═══ Listed records
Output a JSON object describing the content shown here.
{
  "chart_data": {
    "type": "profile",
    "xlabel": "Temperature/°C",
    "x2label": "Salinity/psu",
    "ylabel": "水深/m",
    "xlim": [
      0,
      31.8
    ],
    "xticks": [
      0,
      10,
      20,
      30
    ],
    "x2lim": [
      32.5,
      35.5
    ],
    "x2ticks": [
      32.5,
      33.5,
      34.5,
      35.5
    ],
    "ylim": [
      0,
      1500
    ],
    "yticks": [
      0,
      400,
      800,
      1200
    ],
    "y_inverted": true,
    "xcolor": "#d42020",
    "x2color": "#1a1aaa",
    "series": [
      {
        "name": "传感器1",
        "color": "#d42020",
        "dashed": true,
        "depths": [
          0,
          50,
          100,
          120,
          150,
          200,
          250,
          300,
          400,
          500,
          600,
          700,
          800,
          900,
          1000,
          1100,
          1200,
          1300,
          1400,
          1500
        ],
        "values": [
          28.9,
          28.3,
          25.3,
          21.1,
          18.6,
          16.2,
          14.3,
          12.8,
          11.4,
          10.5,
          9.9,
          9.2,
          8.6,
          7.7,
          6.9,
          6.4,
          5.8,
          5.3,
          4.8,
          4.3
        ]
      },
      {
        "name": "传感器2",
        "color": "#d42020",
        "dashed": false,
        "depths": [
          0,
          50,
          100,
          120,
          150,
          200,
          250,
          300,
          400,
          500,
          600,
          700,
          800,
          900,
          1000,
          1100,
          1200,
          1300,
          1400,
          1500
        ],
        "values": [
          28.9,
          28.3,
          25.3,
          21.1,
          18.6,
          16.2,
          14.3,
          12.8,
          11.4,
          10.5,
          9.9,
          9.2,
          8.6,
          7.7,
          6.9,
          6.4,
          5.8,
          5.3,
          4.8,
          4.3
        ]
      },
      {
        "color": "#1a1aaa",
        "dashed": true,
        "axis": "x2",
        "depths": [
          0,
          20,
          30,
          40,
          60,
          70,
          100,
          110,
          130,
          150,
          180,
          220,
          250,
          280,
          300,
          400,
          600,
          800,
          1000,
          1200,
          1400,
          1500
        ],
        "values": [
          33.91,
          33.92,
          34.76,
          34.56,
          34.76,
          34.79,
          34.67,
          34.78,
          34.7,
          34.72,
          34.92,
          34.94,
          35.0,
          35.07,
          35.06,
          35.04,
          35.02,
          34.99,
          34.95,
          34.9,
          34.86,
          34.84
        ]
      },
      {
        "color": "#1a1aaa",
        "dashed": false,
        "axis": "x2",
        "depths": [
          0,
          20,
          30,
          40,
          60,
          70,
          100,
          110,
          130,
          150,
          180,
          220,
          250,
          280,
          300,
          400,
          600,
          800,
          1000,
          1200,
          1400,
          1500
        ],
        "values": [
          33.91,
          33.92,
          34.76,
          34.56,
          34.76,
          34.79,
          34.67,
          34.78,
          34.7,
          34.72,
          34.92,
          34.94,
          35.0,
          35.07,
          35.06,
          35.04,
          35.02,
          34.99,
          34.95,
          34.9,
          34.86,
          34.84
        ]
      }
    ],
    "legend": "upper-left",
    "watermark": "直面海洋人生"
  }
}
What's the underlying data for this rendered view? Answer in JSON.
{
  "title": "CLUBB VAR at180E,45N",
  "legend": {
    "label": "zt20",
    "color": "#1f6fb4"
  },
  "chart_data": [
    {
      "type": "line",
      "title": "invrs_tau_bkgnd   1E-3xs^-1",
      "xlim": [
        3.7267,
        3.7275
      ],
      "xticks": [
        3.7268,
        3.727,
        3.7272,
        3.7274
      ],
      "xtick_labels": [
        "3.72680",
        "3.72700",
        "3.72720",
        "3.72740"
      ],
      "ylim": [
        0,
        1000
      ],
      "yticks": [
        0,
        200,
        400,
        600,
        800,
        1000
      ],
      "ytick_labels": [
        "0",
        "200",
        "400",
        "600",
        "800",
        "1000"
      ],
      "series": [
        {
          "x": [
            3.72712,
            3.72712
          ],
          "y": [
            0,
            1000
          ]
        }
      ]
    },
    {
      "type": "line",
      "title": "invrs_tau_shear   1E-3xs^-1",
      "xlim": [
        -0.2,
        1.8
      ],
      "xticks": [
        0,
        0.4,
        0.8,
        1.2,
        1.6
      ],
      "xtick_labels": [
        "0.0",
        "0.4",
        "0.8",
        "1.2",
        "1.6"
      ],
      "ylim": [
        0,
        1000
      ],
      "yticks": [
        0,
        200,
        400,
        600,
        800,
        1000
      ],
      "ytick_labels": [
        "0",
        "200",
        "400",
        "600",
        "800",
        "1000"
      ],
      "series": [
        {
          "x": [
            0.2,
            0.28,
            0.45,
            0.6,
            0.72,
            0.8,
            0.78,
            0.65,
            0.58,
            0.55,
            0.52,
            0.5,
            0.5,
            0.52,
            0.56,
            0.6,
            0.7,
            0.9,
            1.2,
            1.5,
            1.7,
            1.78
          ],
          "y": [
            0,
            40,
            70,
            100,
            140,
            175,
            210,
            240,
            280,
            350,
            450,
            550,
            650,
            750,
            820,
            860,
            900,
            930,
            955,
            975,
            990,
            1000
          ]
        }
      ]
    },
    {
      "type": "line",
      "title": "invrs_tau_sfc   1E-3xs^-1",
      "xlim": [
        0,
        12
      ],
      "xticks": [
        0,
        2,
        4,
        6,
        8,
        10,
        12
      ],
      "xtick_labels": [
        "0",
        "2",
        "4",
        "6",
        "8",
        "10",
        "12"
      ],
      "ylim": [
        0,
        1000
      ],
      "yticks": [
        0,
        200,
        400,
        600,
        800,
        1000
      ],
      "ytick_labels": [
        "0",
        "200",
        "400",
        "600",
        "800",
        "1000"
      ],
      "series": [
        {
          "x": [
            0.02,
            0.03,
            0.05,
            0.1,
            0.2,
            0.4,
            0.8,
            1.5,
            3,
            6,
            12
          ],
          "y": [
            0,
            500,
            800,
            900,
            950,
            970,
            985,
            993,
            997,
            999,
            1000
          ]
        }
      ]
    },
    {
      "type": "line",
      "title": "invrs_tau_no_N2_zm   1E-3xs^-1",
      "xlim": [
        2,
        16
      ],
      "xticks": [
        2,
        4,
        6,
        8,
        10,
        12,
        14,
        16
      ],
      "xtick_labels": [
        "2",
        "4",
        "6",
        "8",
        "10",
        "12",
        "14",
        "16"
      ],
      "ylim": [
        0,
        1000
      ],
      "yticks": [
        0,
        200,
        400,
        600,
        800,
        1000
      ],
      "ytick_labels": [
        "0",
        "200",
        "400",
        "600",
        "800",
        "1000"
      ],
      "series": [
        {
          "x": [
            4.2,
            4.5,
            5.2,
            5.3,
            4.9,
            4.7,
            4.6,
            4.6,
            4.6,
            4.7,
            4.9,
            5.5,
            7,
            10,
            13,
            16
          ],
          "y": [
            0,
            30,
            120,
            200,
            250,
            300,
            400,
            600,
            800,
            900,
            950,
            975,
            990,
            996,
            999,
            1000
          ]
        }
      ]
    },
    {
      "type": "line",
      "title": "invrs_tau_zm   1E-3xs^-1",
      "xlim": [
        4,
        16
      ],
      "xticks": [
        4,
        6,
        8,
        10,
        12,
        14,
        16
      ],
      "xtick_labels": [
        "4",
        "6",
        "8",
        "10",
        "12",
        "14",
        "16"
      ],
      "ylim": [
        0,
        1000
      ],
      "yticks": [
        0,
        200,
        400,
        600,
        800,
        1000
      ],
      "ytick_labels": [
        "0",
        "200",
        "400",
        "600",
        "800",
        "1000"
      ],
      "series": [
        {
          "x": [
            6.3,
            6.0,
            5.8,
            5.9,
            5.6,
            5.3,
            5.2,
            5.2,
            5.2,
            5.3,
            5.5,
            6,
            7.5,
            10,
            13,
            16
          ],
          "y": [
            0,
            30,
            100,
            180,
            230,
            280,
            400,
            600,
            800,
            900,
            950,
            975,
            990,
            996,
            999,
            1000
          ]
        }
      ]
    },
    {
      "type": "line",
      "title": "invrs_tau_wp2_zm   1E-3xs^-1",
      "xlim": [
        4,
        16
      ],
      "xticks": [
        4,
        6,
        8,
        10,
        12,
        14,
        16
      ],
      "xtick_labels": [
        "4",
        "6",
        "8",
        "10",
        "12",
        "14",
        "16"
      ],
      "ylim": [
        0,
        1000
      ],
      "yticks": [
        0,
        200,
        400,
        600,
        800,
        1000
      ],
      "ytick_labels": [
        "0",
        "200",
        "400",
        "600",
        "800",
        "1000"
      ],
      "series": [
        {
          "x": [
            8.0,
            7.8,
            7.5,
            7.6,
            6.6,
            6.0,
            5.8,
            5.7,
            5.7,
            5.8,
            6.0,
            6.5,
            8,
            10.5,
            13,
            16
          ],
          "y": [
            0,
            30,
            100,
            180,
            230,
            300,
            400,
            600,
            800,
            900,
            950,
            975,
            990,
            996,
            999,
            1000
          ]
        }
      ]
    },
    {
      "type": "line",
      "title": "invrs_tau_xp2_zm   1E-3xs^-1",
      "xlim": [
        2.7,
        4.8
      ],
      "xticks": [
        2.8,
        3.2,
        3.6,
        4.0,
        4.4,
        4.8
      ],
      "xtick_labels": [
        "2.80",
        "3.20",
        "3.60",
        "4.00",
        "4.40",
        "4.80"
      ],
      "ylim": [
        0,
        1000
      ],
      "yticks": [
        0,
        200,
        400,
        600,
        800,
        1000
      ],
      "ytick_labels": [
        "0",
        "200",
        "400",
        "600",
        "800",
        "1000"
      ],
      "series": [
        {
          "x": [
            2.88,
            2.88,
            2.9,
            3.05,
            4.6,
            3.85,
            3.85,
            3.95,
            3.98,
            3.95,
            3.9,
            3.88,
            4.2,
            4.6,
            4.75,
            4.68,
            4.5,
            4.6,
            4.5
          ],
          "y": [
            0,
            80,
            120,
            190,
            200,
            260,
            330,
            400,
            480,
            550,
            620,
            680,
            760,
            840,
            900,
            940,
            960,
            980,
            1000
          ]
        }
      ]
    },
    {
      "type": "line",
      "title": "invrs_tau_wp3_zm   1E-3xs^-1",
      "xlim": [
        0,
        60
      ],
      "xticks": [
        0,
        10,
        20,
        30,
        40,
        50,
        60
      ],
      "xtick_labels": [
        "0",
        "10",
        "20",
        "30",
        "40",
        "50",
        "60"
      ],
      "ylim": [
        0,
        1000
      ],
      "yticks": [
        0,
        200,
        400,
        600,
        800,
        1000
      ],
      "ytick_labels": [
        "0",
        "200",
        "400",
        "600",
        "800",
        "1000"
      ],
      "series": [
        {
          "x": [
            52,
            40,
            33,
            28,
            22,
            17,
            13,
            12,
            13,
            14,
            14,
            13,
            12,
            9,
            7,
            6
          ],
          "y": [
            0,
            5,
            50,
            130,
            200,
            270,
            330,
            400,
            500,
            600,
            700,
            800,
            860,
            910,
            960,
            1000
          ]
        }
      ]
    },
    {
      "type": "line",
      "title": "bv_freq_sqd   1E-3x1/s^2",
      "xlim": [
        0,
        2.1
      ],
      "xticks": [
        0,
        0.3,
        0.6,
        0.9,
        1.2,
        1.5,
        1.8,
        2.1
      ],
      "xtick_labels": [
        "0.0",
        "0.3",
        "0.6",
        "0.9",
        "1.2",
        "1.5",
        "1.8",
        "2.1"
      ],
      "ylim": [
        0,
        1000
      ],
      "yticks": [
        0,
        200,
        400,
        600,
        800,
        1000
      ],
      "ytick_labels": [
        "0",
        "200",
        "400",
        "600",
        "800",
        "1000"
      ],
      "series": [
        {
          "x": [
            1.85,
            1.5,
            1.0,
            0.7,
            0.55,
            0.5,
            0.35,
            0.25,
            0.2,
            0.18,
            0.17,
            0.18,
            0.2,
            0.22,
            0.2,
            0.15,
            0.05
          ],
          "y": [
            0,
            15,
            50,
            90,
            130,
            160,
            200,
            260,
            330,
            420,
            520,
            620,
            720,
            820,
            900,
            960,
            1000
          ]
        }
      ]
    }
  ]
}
══════
### Exercise goal
What is the number of lines above that contain the string "title"? Answer with the number alone.

### Full response
10